• _YOUR TASK_: Copy out all lines of the records in which the word "this" appears.

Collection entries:
------------------------------------------------------------------------

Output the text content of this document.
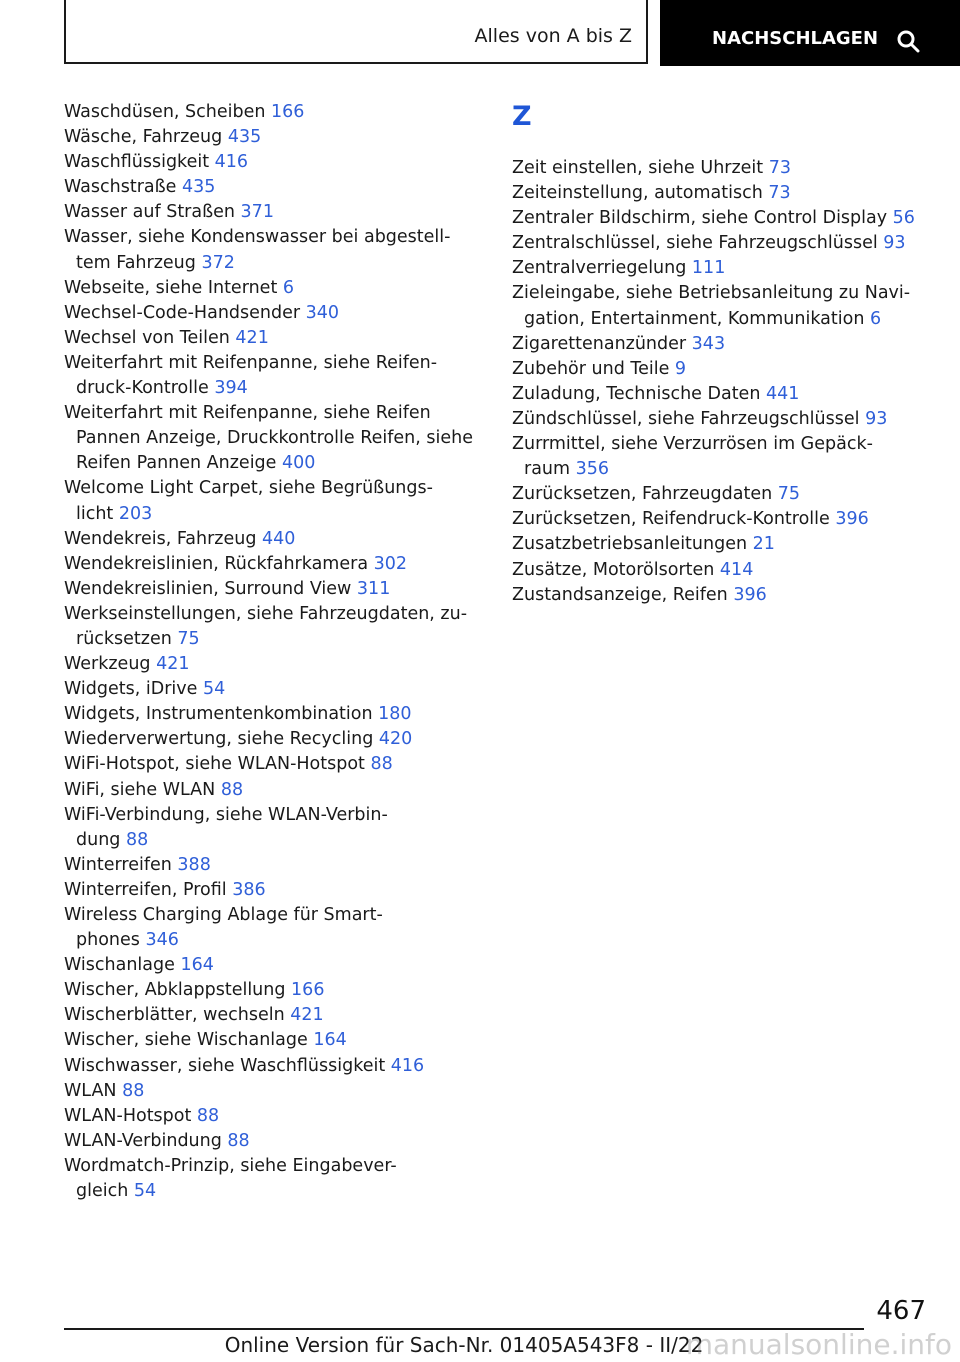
Alles von A bis Z	NACHSCHLAGEN
Waschdüsen, Scheiben 166
Wäsche, Fahrzeug 435
Waschflüssigkeit 416
Waschstraße 435
Wasser auf Straßen 371
Wasser, siehe Kondenswasser bei abgestell-
tem Fahrzeug 372
Webseite, siehe Internet 6
Wechsel-Code-Handsender 340
Wechsel von Teilen 421
Weiterfahrt mit Reifenpanne, siehe Reifen-
druck-Kontrolle 394
Weiterfahrt mit Reifenpanne, siehe Reifen
Pannen Anzeige, Druckkontrolle Reifen, siehe
Reifen Pannen Anzeige 400
Welcome Light Carpet, siehe Begrüßungs-
licht 203
Wendekreis, Fahrzeug 440
Wendekreislinien, Rückfahrkamera 302
Wendekreislinien, Surround View 311
Werkseinstellungen, siehe Fahrzeugdaten, zu-
rücksetzen 75
Werkzeug 421
Widgets, iDrive 54
Widgets, Instrumentenkombination 180
Wiederverwertung, siehe Recycling 420
WiFi-Hotspot, siehe WLAN-Hotspot 88
WiFi, siehe WLAN 88
WiFi-Verbindung, siehe WLAN-Verbin-
dung 88
Winterreifen 388
Winterreifen, Profil 386
Wireless Charging Ablage für Smart-
phones 346
Wischanlage 164
Wischer, Abklappstellung 166
Wischerblätter, wechseln 421
Wischer, siehe Wischanlage 164
Wischwasser, siehe Waschflüssigkeit 416
WLAN 88
WLAN-Hotspot 88
WLAN-Verbindung 88
Wordmatch-Prinzip, siehe Eingabever-
gleich 54
Z
Zeit einstellen, siehe Uhrzeit 73
Zeiteinstellung, automatisch 73
Zentraler Bildschirm, siehe Control Display 56
Zentralschlüssel, siehe Fahrzeugschlüssel 93
Zentralverriegelung 111
Zieleingabe, siehe Betriebsanleitung zu Navi-
gation, Entertainment, Kommunikation 6
Zigarettenanzünder 343
Zubehör und Teile 9
Zuladung, Technische Daten 441
Zündschlüssel, siehe Fahrzeugschlüssel 93
Zurrmittel, siehe Verzurrösen im Gepäck-
raum 356
Zurücksetzen, Fahrzeugdaten 75
Zurücksetzen, Reifendruck-Kontrolle 396
Zusatzbetriebsanleitungen 21
Zusätze, Motorölsorten 414
Zustandsanzeige, Reifen 396
467
Online Version für Sach-Nr. 01405A543F8 - II/22
manualsonline.info
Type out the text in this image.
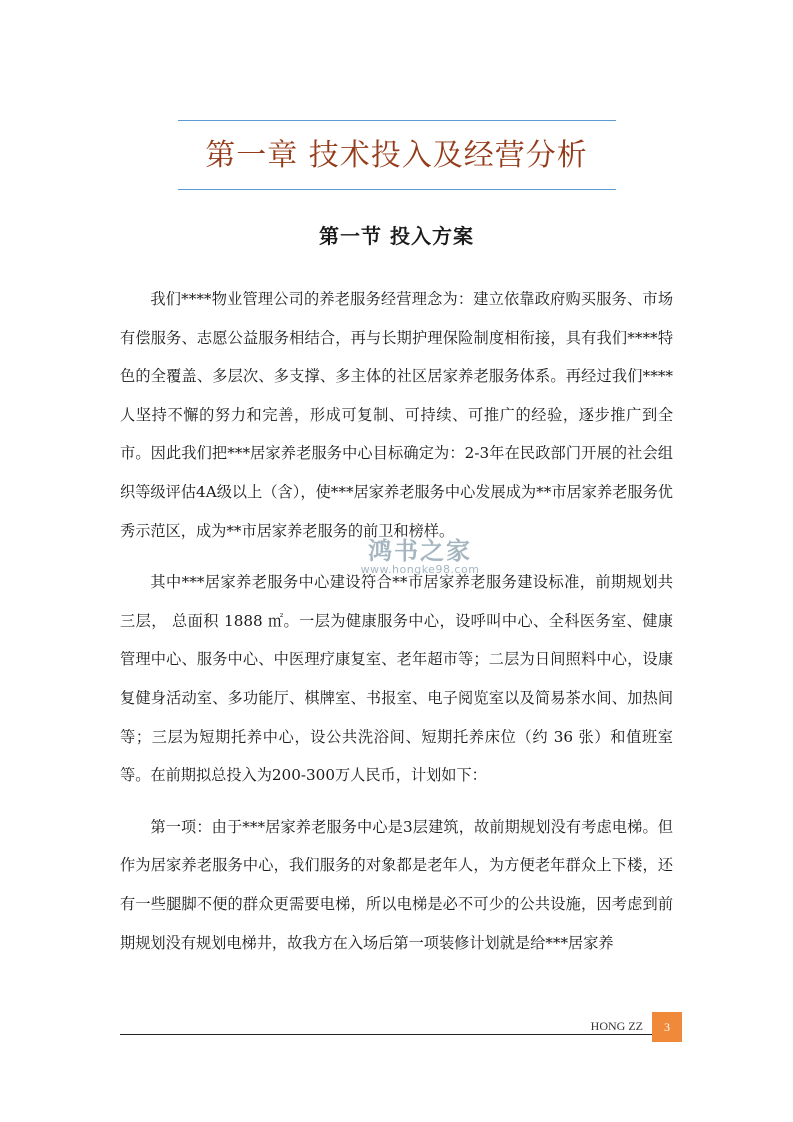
第一章 技术投入及经营分析
第一节 投入方案

我们****物业管理公司的养老服务经营理念为：建立依靠政府购买服务、市场有偿服务、志愿公益服务相结合，再与长期护理保险制度相衔接，具有我们****特色的全覆盖、多层次、多支撑、多主体的社区居家养老服务体系。再经过我们****人坚持不懈的努力和完善，形成可复制、可持续、可推广的经验，逐步推广到全市。因此我们把***居家养老服务中心目标确定为：2-3年在民政部门开展的社会组织等级评估4A级以上（含），使***居家养老服务中心发展成为**市居家养老服务优秀示范区，成为**市居家养老服务的前卫和榜样。

其中***居家养老服务中心建设符合**市居家养老服务建设标准，前期规划共三层， 总面积 1888 ㎡。一层为健康服务中心，设呼叫中心、全科医务室、健康管理中心、服务中心、中医理疗康复室、老年超市等；二层为日间照料中心，设康复健身活动室、多功能厅、棋牌室、书报室、电子阅览室以及简易茶水间、加热间等；三层为短期托养中心，设公共洗浴间、短期托养床位（约 36 张）和值班室等。在前期拟总投入为200-300万人民币，计划如下：

第一项：由于***居家养老服务中心是3层建筑，故前期规划没有考虑电梯。但作为居家养老服务中心，我们服务的对象都是老年人，为方便老年群众上下楼，还有一些腿脚不便的群众更需要电梯，所以电梯是必不可少的公共设施，因考虑到前期规划没有规划电梯井，故我方在入场后第一项装修计划就是给***居家养

鸿书之家
www.hongke98.com
HONG ZZ	3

------------------------------------------------------------------------

• _WRITTEN SOLUTION_:
Output the text content of this document.
Type out the text in this image.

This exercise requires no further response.